**Problem description:** Copy every line of the records below word for word, changing nothing.

Source data
◇ ◇ ◇ ◇
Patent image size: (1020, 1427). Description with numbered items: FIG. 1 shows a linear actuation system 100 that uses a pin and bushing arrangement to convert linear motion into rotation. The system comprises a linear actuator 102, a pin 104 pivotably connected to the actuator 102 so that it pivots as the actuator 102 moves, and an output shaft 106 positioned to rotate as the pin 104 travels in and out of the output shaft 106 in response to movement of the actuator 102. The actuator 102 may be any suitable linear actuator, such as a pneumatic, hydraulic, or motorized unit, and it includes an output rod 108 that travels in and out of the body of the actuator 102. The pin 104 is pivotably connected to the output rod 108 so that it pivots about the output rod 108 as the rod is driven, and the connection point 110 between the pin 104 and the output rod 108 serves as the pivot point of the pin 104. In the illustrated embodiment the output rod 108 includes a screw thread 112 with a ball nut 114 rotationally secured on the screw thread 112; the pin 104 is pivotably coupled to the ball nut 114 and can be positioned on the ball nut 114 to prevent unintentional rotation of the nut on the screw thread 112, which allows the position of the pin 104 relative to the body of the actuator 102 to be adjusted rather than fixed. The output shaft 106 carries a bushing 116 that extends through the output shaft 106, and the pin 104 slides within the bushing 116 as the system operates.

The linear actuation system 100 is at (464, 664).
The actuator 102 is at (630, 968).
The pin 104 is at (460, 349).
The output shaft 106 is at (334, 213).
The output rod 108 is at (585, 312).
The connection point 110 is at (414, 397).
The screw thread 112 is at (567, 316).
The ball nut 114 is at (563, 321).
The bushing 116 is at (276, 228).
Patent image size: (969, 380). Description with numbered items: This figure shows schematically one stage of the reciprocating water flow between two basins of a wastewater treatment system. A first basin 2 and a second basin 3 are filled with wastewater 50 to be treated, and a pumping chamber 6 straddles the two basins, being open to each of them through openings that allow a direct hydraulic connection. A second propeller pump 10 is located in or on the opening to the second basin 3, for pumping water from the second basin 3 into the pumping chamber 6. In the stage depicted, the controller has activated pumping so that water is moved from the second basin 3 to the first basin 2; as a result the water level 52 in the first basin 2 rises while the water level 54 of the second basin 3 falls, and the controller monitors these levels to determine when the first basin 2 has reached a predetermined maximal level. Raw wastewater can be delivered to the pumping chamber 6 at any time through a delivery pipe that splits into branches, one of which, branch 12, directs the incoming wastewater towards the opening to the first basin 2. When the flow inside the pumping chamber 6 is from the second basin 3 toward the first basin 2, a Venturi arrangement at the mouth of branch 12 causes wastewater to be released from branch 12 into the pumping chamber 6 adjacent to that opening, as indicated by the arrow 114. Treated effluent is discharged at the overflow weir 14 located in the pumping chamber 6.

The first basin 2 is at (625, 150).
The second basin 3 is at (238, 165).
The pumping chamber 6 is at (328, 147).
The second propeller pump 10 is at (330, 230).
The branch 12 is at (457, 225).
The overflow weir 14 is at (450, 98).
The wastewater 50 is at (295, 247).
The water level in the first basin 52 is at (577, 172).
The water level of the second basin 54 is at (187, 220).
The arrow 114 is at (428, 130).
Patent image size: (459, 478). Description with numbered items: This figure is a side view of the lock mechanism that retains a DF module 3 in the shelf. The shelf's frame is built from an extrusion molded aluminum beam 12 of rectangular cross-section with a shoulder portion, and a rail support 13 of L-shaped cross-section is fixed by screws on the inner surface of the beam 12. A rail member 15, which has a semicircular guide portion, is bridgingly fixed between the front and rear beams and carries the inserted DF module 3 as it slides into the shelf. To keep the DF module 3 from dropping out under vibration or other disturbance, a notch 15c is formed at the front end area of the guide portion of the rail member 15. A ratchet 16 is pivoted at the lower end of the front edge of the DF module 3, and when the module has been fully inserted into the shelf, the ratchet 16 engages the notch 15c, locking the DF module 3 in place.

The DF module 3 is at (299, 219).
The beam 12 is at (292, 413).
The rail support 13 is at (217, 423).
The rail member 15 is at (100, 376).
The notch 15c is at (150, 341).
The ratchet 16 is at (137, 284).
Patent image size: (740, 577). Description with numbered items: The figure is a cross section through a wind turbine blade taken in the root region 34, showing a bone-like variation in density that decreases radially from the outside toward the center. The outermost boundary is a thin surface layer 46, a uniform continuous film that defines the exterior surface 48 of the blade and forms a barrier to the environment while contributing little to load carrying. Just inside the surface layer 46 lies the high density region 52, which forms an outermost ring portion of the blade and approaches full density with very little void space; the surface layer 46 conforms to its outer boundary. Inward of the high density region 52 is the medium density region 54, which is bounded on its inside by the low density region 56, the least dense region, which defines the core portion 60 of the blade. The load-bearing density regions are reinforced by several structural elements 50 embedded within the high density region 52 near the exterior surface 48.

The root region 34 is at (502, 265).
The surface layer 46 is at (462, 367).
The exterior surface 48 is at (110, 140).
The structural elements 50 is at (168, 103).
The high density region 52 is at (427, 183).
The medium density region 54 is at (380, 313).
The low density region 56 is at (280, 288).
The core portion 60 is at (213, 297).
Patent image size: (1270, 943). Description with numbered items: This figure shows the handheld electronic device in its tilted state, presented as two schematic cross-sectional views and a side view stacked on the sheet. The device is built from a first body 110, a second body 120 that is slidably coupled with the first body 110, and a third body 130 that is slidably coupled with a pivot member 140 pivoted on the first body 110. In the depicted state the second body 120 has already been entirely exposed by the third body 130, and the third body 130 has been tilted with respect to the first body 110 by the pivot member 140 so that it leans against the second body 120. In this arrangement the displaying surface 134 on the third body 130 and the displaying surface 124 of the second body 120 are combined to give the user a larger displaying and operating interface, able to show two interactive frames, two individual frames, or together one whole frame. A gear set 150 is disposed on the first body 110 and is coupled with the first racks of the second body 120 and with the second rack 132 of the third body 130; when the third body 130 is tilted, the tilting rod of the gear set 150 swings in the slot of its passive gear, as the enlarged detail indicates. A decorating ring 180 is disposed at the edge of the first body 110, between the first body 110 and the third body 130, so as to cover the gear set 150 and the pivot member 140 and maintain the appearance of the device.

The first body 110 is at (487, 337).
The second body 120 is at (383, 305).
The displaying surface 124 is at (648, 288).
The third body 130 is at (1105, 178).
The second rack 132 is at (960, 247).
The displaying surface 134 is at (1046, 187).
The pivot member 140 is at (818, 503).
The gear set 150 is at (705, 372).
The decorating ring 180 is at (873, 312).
◇ ◇ ◇ ◇
**Output of the task:**
Patent image size: (1020, 1427). Description with numbered items: FIG. 1 shows a linear actuation system 100 that uses a pin and bushing arrangement to convert linear motion into rotation. The system comprises a linear actuator 102, a pin 104 pivotably connected to the actuator 102 so that it pivots as the actuator 102 moves, and an output shaft 106 positioned to rotate as the pin 104 travels in and out of the output shaft 106 in response to movement of the actuator 102. The actuator 102 may be any suitable linear actuator, such as a pneumatic, hydraulic, or motorized unit, and it includes an output rod 108 that travels in and out of the body of the actuator 102. The pin 104 is pivotably connected to the output rod 108 so that it pivots about the output rod 108 as the rod is driven, and the connection point 110 between the pin 104 and the output rod 108 serves as the pivot point of the pin 104. In the illustrated embodiment the output rod 108 includes a screw thread 112 with a ball nut 114 rotationally secured on the screw thread 112; the pin 104 is pivotably coupled to the ball nut 114 and can be positioned on the ball nut 114 to prevent unintentional rotation of the nut on the screw thread 112, which allows the position of the pin 104 relative to the body of the actuator 102 to be adjusted rather than fixed. The output shaft 106 carries a bushing 116 that extends through the output shaft 106, and the pin 104 slides within the bushing 116 as the system operates.

The linear actuation system 100 is at (464, 664).
The actuator 102 is at (630, 968).
The pin 104 is at (460, 349).
The output shaft 106 is at (334, 213).
The output rod 108 is at (585, 312).
The connection point 110 is at (414, 397).
The screw thread 112 is at (567, 316).
The ball nut 114 is at (563, 321).
The bushing 116 is at (276, 228).
Patent image size: (969, 380). Description with numbered items: This figure shows schematically one stage of the reciprocating water flow between two basins of a wastewater treatment system. A first basin 2 and a second basin 3 are filled with wastewater 50 to be treated, and a pumping chamber 6 straddles the two basins, being open to each of them through openings that allow a direct hydraulic connection. A second propeller pump 10 is located in or on the opening to the second basin 3, for pumping water from the second basin 3 into the pumping chamber 6. In the stage depicted, the controller has activated pumping so that water is moved from the second basin 3 to the first basin 2; as a result the water level 52 in the first basin 2 rises while the water level 54 of the second basin 3 falls, and the controller monitors these levels to determine when the first basin 2 has reached a predetermined maximal level. Raw wastewater can be delivered to the pumping chamber 6 at any time through a delivery pipe that splits into branches, one of which, branch 12, directs the incoming wastewater towards the opening to the first basin 2. When the flow inside the pumping chamber 6 is from the second basin 3 toward the first basin 2, a Venturi arrangement at the mouth of branch 12 causes wastewater to be released from branch 12 into the pumping chamber 6 adjacent to that opening, as indicated by the arrow 114. Treated effluent is discharged at the overflow weir 14 located in the pumping chamber 6.

The first basin 2 is at (625, 150).
The second basin 3 is at (238, 165).
The pumping chamber 6 is at (328, 147).
The second propeller pump 10 is at (330, 230).
The branch 12 is at (457, 225).
The overflow weir 14 is at (450, 98).
The wastewater 50 is at (295, 247).
The water level in the first basin 52 is at (577, 172).
The water level of the second basin 54 is at (187, 220).
The arrow 114 is at (428, 130).
Patent image size: (459, 478). Description with numbered items: This figure is a side view of the lock mechanism that retains a DF module 3 in the shelf. The shelf's frame is built from an extrusion molded aluminum beam 12 of rectangular cross-section with a shoulder portion, and a rail support 13 of L-shaped cross-section is fixed by screws on the inner surface of the beam 12. A rail member 15, which has a semicircular guide portion, is bridgingly fixed between the front and rear beams and carries the inserted DF module 3 as it slides into the shelf. To keep the DF module 3 from dropping out under vibration or other disturbance, a notch 15c is formed at the front end area of the guide portion of the rail member 15. A ratchet 16 is pivoted at the lower end of the front edge of the DF module 3, and when the module has been fully inserted into the shelf, the ratchet 16 engages the notch 15c, locking the DF module 3 in place.

The DF module 3 is at (299, 219).
The beam 12 is at (292, 413).
The rail support 13 is at (217, 423).
The rail member 15 is at (100, 376).
The notch 15c is at (150, 341).
The ratchet 16 is at (137, 284).
Patent image size: (740, 577). Description with numbered items: The figure is a cross section through a wind turbine blade taken in the root region 34, showing a bone-like variation in density that decreases radially from the outside toward the center. The outermost boundary is a thin surface layer 46, a uniform continuous film that defines the exterior surface 48 of the blade and forms a barrier to the environment while contributing little to load carrying. Just inside the surface layer 46 lies the high density region 52, which forms an outermost ring portion of the blade and approaches full density with very little void space; the surface layer 46 conforms to its outer boundary. Inward of the high density region 52 is the medium density region 54, which is bounded on its inside by the low density region 56, the least dense region, which defines the core portion 60 of the blade. The load-bearing density regions are reinforced by several structural elements 50 embedded within the high density region 52 near the exterior surface 48.

The root region 34 is at (502, 265).
The surface layer 46 is at (462, 367).
The exterior surface 48 is at (110, 140).
The structural elements 50 is at (168, 103).
The high density region 52 is at (427, 183).
The medium density region 54 is at (380, 313).
The low density region 56 is at (280, 288).
The core portion 60 is at (213, 297).
Patent image size: (1270, 943). Description with numbered items: This figure shows the handheld electronic device in its tilted state, presented as two schematic cross-sectional views and a side view stacked on the sheet. The device is built from a first body 110, a second body 120 that is slidably coupled with the first body 110, and a third body 130 that is slidably coupled with a pivot member 140 pivoted on the first body 110. In the depicted state the second body 120 has already been entirely exposed by the third body 130, and the third body 130 has been tilted with respect to the first body 110 by the pivot member 140 so that it leans against the second body 120. In this arrangement the displaying surface 134 on the third body 130 and the displaying surface 124 of the second body 120 are combined to give the user a larger displaying and operating interface, able to show two interactive frames, two individual frames, or together one whole frame. A gear set 150 is disposed on the first body 110 and is coupled with the first racks of the second body 120 and with the second rack 132 of the third body 130; when the third body 130 is tilted, the tilting rod of the gear set 150 swings in the slot of its passive gear, as the enlarged detail indicates. A decorating ring 180 is disposed at the edge of the first body 110, between the first body 110 and the third body 130, so as to cover the gear set 150 and the pivot member 140 and maintain the appearance of the device.

The first body 110 is at (487, 337).
The second body 120 is at (383, 305).
The displaying surface 124 is at (648, 288).
The third body 130 is at (1105, 178).
The second rack 132 is at (960, 247).
The displaying surface 134 is at (1046, 187).
The pivot member 140 is at (818, 503).
The gear set 150 is at (705, 372).
The decorating ring 180 is at (873, 312).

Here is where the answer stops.